Written request
Locate the word "Arbeitnehmers" in the material, then show every line that holds it.

Entries provided
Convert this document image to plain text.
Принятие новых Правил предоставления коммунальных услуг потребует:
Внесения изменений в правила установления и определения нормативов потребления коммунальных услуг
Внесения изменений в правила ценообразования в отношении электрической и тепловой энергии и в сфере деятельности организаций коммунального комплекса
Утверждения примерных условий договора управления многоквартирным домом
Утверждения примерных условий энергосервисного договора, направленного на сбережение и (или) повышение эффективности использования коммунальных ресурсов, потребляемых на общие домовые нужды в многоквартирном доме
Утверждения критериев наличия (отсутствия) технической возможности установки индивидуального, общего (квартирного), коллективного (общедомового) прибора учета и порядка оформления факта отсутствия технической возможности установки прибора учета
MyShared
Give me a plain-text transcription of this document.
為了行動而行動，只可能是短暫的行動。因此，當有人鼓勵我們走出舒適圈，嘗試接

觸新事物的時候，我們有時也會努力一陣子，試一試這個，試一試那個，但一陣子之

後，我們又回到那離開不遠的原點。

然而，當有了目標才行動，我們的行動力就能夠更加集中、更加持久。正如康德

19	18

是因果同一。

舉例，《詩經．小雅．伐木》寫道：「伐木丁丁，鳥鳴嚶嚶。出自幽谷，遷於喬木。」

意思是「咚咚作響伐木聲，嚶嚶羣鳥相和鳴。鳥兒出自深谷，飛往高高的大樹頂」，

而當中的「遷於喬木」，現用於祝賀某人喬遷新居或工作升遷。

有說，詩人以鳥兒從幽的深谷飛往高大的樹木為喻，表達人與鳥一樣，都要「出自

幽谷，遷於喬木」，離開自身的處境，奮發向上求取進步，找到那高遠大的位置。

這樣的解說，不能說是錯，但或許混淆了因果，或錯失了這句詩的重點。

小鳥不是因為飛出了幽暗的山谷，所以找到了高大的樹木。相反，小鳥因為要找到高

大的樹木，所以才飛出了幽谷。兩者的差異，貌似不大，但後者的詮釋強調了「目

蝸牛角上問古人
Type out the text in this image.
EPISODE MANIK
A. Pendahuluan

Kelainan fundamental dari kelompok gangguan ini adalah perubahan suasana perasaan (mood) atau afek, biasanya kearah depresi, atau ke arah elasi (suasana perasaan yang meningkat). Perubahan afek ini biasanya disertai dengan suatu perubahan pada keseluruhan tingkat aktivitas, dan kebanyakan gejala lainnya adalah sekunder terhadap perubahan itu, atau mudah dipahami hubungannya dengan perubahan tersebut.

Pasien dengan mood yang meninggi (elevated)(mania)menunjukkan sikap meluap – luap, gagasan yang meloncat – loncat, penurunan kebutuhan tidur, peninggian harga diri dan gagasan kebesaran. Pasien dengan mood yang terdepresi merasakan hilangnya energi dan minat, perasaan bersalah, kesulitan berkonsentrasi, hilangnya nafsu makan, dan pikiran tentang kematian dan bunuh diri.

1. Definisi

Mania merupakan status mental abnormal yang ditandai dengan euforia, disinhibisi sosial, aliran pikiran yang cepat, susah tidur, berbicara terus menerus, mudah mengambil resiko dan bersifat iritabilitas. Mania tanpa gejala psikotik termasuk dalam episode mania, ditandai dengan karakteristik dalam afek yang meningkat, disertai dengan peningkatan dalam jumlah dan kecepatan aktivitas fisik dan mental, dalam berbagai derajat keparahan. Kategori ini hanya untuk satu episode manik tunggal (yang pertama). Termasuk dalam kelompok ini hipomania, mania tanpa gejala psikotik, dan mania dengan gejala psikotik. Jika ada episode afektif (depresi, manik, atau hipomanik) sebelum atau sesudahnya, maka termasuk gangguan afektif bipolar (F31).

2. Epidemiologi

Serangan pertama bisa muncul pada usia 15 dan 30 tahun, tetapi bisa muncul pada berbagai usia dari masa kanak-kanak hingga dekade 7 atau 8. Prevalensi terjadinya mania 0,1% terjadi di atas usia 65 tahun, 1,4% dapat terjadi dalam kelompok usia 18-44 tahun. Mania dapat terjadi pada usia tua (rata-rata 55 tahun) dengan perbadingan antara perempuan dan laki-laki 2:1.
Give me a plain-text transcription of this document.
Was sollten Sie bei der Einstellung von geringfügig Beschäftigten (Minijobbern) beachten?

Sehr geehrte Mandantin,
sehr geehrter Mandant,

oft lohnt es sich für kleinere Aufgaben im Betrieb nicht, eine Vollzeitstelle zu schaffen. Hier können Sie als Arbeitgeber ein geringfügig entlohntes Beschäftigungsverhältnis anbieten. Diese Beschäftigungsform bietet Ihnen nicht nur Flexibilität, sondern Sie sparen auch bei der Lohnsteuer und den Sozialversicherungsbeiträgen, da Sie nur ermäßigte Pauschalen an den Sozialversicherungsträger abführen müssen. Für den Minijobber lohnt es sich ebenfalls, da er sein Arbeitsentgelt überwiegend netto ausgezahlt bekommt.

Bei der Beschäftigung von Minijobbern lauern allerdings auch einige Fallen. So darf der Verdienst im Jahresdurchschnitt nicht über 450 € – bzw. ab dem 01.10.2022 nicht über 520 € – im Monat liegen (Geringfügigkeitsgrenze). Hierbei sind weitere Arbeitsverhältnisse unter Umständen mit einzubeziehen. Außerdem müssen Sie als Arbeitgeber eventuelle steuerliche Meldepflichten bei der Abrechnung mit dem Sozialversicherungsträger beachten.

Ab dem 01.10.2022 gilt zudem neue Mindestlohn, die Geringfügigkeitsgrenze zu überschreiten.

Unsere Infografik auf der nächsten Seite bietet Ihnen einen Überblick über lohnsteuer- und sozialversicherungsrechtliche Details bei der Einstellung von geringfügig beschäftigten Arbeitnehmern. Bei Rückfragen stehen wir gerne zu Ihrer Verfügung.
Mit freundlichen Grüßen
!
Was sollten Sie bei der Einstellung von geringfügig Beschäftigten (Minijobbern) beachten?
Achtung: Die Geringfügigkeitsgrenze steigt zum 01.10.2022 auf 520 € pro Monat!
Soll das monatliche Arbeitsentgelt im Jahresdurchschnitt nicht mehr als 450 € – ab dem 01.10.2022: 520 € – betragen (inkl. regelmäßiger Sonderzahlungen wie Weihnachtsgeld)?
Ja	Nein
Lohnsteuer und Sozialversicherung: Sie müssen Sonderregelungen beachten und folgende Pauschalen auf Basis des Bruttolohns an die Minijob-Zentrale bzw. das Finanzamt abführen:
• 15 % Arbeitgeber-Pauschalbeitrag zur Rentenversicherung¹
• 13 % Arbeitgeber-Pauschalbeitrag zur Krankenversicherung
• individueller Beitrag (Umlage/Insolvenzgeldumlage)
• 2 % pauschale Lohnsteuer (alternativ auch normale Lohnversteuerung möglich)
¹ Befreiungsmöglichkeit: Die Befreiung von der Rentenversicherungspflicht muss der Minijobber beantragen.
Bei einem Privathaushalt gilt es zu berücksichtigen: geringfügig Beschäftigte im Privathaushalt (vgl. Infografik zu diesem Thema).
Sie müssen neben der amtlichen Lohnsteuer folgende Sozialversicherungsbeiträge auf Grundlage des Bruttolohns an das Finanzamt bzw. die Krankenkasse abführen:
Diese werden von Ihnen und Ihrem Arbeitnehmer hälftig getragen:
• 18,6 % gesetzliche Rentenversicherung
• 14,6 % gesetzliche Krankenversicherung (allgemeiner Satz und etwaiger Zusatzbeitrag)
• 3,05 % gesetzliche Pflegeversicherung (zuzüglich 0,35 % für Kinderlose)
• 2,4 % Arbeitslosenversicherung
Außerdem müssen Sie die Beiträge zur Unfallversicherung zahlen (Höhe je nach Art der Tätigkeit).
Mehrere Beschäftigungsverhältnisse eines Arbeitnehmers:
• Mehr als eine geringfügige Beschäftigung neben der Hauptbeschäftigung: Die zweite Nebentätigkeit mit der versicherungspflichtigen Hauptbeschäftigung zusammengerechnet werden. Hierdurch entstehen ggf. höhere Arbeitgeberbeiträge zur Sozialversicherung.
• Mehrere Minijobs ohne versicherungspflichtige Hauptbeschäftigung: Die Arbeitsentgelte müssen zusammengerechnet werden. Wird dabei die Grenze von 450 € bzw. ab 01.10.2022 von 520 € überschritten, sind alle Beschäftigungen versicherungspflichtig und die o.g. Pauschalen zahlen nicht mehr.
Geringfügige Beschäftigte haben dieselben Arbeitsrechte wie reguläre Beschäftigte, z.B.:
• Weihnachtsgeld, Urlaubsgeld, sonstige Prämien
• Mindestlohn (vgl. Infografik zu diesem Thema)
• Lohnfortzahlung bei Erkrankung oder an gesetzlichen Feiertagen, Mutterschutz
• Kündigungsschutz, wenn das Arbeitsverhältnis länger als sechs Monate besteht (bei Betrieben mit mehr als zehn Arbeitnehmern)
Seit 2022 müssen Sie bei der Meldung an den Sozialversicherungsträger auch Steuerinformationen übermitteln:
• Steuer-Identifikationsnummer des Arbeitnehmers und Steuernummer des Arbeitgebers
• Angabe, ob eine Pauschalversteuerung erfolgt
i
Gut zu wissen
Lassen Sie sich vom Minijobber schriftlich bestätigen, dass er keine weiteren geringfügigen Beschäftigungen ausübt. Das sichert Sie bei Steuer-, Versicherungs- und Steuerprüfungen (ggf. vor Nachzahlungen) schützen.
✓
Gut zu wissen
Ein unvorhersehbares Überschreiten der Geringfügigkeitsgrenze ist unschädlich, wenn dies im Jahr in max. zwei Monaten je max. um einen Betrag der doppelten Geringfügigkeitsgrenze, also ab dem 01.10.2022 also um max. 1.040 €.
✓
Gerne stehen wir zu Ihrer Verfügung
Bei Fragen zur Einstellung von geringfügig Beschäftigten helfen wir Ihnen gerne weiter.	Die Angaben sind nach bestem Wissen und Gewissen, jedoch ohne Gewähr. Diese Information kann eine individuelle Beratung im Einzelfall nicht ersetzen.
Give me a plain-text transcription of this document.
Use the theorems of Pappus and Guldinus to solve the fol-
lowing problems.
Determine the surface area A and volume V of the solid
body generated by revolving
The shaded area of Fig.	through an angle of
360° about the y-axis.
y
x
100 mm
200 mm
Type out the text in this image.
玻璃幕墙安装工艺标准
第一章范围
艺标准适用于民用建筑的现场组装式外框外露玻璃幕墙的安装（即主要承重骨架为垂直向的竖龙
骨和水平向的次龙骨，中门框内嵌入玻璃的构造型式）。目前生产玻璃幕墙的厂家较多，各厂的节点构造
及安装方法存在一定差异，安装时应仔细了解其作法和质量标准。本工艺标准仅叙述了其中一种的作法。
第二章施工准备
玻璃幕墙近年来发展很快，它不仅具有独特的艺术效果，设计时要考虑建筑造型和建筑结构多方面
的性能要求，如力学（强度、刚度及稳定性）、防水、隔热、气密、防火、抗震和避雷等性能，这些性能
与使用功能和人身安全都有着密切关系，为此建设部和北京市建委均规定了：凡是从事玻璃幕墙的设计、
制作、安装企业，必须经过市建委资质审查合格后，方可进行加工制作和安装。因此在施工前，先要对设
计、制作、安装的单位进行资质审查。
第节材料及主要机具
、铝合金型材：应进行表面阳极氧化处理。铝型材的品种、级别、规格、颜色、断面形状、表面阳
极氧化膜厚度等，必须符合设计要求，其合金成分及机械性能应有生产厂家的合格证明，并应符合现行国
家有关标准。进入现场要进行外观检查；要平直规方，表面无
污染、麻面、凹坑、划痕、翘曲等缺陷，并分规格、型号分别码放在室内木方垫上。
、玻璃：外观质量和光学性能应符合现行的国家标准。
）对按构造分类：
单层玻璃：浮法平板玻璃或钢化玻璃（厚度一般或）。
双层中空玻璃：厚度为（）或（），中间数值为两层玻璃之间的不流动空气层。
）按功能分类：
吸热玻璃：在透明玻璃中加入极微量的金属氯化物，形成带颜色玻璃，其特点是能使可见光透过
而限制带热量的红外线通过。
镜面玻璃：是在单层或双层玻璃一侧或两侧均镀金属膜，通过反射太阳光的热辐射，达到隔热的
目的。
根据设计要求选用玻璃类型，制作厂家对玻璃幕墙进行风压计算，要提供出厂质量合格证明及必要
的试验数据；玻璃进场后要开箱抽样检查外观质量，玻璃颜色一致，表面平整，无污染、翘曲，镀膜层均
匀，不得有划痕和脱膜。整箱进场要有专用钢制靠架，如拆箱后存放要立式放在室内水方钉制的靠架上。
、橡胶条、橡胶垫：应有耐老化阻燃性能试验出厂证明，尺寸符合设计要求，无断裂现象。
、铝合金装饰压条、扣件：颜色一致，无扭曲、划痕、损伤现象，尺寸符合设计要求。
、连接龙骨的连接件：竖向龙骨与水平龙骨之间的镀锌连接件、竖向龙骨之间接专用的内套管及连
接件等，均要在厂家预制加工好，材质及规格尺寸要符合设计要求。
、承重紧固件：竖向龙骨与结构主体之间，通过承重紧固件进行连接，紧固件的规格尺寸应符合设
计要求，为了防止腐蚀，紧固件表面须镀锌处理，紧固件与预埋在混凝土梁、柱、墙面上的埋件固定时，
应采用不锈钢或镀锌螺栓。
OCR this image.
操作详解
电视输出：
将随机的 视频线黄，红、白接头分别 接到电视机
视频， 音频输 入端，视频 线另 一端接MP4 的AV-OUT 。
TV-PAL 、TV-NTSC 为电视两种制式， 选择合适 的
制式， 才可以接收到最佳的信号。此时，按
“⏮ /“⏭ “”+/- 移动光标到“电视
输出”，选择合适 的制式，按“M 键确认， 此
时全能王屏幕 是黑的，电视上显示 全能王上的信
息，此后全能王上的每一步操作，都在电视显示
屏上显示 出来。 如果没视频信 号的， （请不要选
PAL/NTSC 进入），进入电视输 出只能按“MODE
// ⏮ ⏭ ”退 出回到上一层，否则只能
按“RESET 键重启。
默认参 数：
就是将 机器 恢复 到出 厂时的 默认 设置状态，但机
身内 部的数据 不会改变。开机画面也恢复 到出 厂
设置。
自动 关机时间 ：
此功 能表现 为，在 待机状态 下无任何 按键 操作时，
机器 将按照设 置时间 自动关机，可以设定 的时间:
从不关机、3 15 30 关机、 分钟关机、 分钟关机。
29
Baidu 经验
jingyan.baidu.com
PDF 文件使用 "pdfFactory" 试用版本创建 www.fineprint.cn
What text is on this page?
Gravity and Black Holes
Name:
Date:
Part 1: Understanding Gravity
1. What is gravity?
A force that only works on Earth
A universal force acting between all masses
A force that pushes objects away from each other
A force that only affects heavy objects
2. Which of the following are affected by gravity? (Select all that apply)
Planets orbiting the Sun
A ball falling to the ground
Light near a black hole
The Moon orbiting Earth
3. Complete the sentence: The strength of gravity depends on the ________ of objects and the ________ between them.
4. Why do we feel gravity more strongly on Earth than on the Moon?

Task output
Mehrere Beschäftigungsverhältnisse eines Arbeitnehmers:
• Steuer-Identifikationsnummer des Arbeitnehmers und Steuernummer des Arbeitgebers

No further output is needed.